# What to produce:
Would you transcribe all of the data exactly, down to the last character?

━━━ Records to use

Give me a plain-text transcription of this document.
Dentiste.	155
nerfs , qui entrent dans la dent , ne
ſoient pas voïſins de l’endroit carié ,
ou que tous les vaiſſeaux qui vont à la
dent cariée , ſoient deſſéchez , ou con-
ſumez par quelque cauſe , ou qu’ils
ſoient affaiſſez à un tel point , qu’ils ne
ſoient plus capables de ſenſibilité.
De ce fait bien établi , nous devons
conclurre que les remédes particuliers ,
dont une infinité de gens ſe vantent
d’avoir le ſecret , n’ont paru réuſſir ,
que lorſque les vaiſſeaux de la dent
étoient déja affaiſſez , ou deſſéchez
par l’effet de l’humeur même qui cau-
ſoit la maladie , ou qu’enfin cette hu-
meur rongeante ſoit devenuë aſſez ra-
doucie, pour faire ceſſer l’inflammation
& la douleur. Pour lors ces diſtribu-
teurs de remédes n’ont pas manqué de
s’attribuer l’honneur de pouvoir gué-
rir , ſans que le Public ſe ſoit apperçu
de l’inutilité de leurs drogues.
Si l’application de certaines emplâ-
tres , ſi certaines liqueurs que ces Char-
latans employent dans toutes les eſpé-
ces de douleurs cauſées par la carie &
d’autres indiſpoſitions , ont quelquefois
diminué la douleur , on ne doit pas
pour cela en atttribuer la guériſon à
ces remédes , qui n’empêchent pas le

━━━━━━

# Task solution:
Give me a plain-text transcription of this document.
Dentiste.	155
nerfs , qui entrent dans la dent , ne
ſoient pas voïſins de l’endroit carié ,
ou que tous les vaiſſeaux qui vont à la
dent cariée , ſoient deſſéchez , ou con-
ſumez par quelque cauſe , ou qu’ils
ſoient affaiſſez à un tel point , qu’ils ne
ſoient plus capables de ſenſibilité.
De ce fait bien établi , nous devons
conclurre que les remédes particuliers ,
dont une infinité de gens ſe vantent
d’avoir le ſecret , n’ont paru réuſſir ,
que lorſque les vaiſſeaux de la dent
étoient déja affaiſſez , ou deſſéchez
par l’effet de l’humeur même qui cau-
ſoit la maladie , ou qu’enfin cette hu-
meur rongeante ſoit devenuë aſſez ra-
doucie, pour faire ceſſer l’inflammation
& la douleur. Pour lors ces diſtribu-
teurs de remédes n’ont pas manqué de
s’attribuer l’honneur de pouvoir gué-
rir , ſans que le Public ſe ſoit apperçu
de l’inutilité de leurs drogues.
Si l’application de certaines emplâ-
tres , ſi certaines liqueurs que ces Char-
latans employent dans toutes les eſpé-
ces de douleurs cauſées par la carie &
d’autres indiſpoſitions , ont quelquefois
diminué la douleur , on ne doit pas
pour cela en atttribuer la guériſon à
ces remédes , qui n’empêchent pas le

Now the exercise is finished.